TO BE DONE: Wherever a line below holds the word "NIGHT", copy that line.

Items from a figure collection:
========

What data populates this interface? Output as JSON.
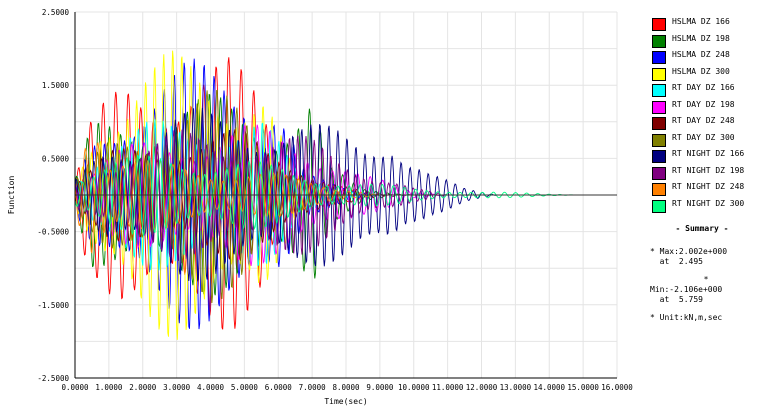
{
  "chart_data": {
    "type": "line",
    "title": "",
    "xlabel": "Time(sec)",
    "ylabel": "Function",
    "xlim": [
      0,
      16
    ],
    "ylim": [
      -2.5,
      2.5
    ],
    "x_ticks": [
      "0.0000",
      "1.0000",
      "2.0000",
      "3.0000",
      "4.0000",
      "5.0000",
      "6.0000",
      "7.0000",
      "8.0000",
      "9.0000",
      "10.0000",
      "11.0000",
      "12.0000",
      "13.0000",
      "14.0000",
      "15.0000",
      "16.0000"
    ],
    "y_ticks": [
      "2.5000",
      "1.5000",
      "0.5000",
      "-0.5000",
      "-1.5000",
      "-2.5000"
    ],
    "grid": true,
    "legend_position": "right",
    "series": [
      {
        "name": "HSLMA DZ 166",
        "color": "#ff0000",
        "envelope": [
          [
            0,
            0.2
          ],
          [
            0.3,
            1.0
          ],
          [
            1.5,
            1.6
          ],
          [
            3.0,
            1.9
          ],
          [
            4.5,
            1.9
          ],
          [
            5.5,
            1.6
          ],
          [
            6.0,
            0.8
          ],
          [
            6.8,
            0.3
          ],
          [
            8.0,
            0.1
          ],
          [
            9.0,
            0.0
          ]
        ]
      },
      {
        "name": "HSLMA DZ 198",
        "color": "#008000",
        "envelope": [
          [
            0,
            0.2
          ],
          [
            0.5,
            1.0
          ],
          [
            2.0,
            1.3
          ],
          [
            4.0,
            1.4
          ],
          [
            6.0,
            1.2
          ],
          [
            7.0,
            1.5
          ],
          [
            7.5,
            0.4
          ],
          [
            8.5,
            0.1
          ],
          [
            10.0,
            0.0
          ]
        ]
      },
      {
        "name": "HSLMA DZ 248",
        "color": "#0000ff",
        "envelope": [
          [
            0,
            0.2
          ],
          [
            0.5,
            0.8
          ],
          [
            1.5,
            1.5
          ],
          [
            2.5,
            1.8
          ],
          [
            4.0,
            1.9
          ],
          [
            5.0,
            2.0
          ],
          [
            6.0,
            1.5
          ],
          [
            6.8,
            0.3
          ],
          [
            8.0,
            0.1
          ],
          [
            9.0,
            0.0
          ]
        ]
      },
      {
        "name": "HSLMA DZ 300",
        "color": "#ffff00",
        "envelope": [
          [
            0,
            0.2
          ],
          [
            0.8,
            1.5
          ],
          [
            2.0,
            1.9
          ],
          [
            3.0,
            2.0
          ],
          [
            4.5,
            1.9
          ],
          [
            5.5,
            1.8
          ],
          [
            6.0,
            1.0
          ],
          [
            6.5,
            0.3
          ],
          [
            7.5,
            0.05
          ],
          [
            8.5,
            0.0
          ]
        ]
      },
      {
        "name": "RT DAY DZ 166",
        "color": "#00ffff",
        "envelope": [
          [
            0,
            0.2
          ],
          [
            0.5,
            0.7
          ],
          [
            2.0,
            1.0
          ],
          [
            4.0,
            1.2
          ],
          [
            5.5,
            1.1
          ],
          [
            6.5,
            0.4
          ],
          [
            8.0,
            0.1
          ],
          [
            9.0,
            0.0
          ]
        ]
      },
      {
        "name": "RT DAY DZ 198",
        "color": "#ff00ff",
        "envelope": [
          [
            0,
            0.2
          ],
          [
            1.0,
            0.6
          ],
          [
            3.0,
            0.9
          ],
          [
            5.0,
            1.0
          ],
          [
            7.0,
            0.8
          ],
          [
            8.5,
            0.3
          ],
          [
            10.0,
            0.05
          ],
          [
            11.0,
            0.0
          ]
        ]
      },
      {
        "name": "RT DAY DZ 248",
        "color": "#800000",
        "envelope": [
          [
            0,
            0.2
          ],
          [
            1.0,
            0.6
          ],
          [
            3.0,
            0.9
          ],
          [
            5.0,
            0.9
          ],
          [
            6.5,
            0.6
          ],
          [
            7.5,
            0.2
          ],
          [
            8.5,
            0.05
          ],
          [
            9.5,
            0.0
          ]
        ]
      },
      {
        "name": "RT DAY DZ 300",
        "color": "#808000",
        "envelope": [
          [
            0,
            0.2
          ],
          [
            1.0,
            0.8
          ],
          [
            2.5,
            1.2
          ],
          [
            4.0,
            1.5
          ],
          [
            5.0,
            1.3
          ],
          [
            6.0,
            0.6
          ],
          [
            7.0,
            0.2
          ],
          [
            8.0,
            0.0
          ]
        ]
      },
      {
        "name": "RT NIGHT DZ 166",
        "color": "#000080",
        "envelope": [
          [
            0,
            0.2
          ],
          [
            1.0,
            0.8
          ],
          [
            3.0,
            1.2
          ],
          [
            5.0,
            1.2
          ],
          [
            7.0,
            1.0
          ],
          [
            8.5,
            0.9
          ],
          [
            9.3,
            1.1
          ],
          [
            9.8,
            0.6
          ],
          [
            10.5,
            0.3
          ],
          [
            11.5,
            0.1
          ],
          [
            12.5,
            0.0
          ]
        ]
      },
      {
        "name": "RT NIGHT DZ 198",
        "color": "#800080",
        "envelope": [
          [
            0,
            0.2
          ],
          [
            1.0,
            0.6
          ],
          [
            3.0,
            0.9
          ],
          [
            5.0,
            0.9
          ],
          [
            7.0,
            0.8
          ],
          [
            8.0,
            0.6
          ],
          [
            9.0,
            0.3
          ],
          [
            10.0,
            0.1
          ],
          [
            11.0,
            0.0
          ]
        ]
      },
      {
        "name": "RT NIGHT DZ 248",
        "color": "#ff8000",
        "envelope": [
          [
            0,
            0.3
          ],
          [
            0.2,
            1.0
          ],
          [
            0.5,
            1.6
          ],
          [
            0.7,
            1.4
          ],
          [
            1.0,
            0.6
          ],
          [
            2.0,
            0.5
          ],
          [
            4.0,
            0.4
          ],
          [
            6.0,
            0.3
          ],
          [
            8.0,
            0.1
          ],
          [
            9.0,
            0.0
          ]
        ]
      },
      {
        "name": "RT NIGHT DZ 300",
        "color": "#00ff80",
        "envelope": [
          [
            0,
            0.3
          ],
          [
            1.0,
            0.5
          ],
          [
            3.0,
            0.6
          ],
          [
            5.0,
            0.5
          ],
          [
            6.0,
            0.4
          ],
          [
            8.0,
            0.2
          ],
          [
            10.0,
            0.1
          ],
          [
            12.0,
            0.05
          ],
          [
            15.0,
            0.0
          ]
        ]
      }
    ]
  },
  "summary": {
    "title": "- Summary -",
    "max_line": "* Max:2.002e+000",
    "max_at": "  at  2.495",
    "star": "*",
    "min_line": "Min:-2.106e+000",
    "min_at": "  at  5.759",
    "unit_line": "* Unit:kN,m,sec"
  }
}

========

PROBLEM SOLUTION:
        "name": "RT NIGHT DZ 166",
        "name": "RT NIGHT DZ 198",
        "name": "RT NIGHT DZ 248",
        "name": "RT NIGHT DZ 300",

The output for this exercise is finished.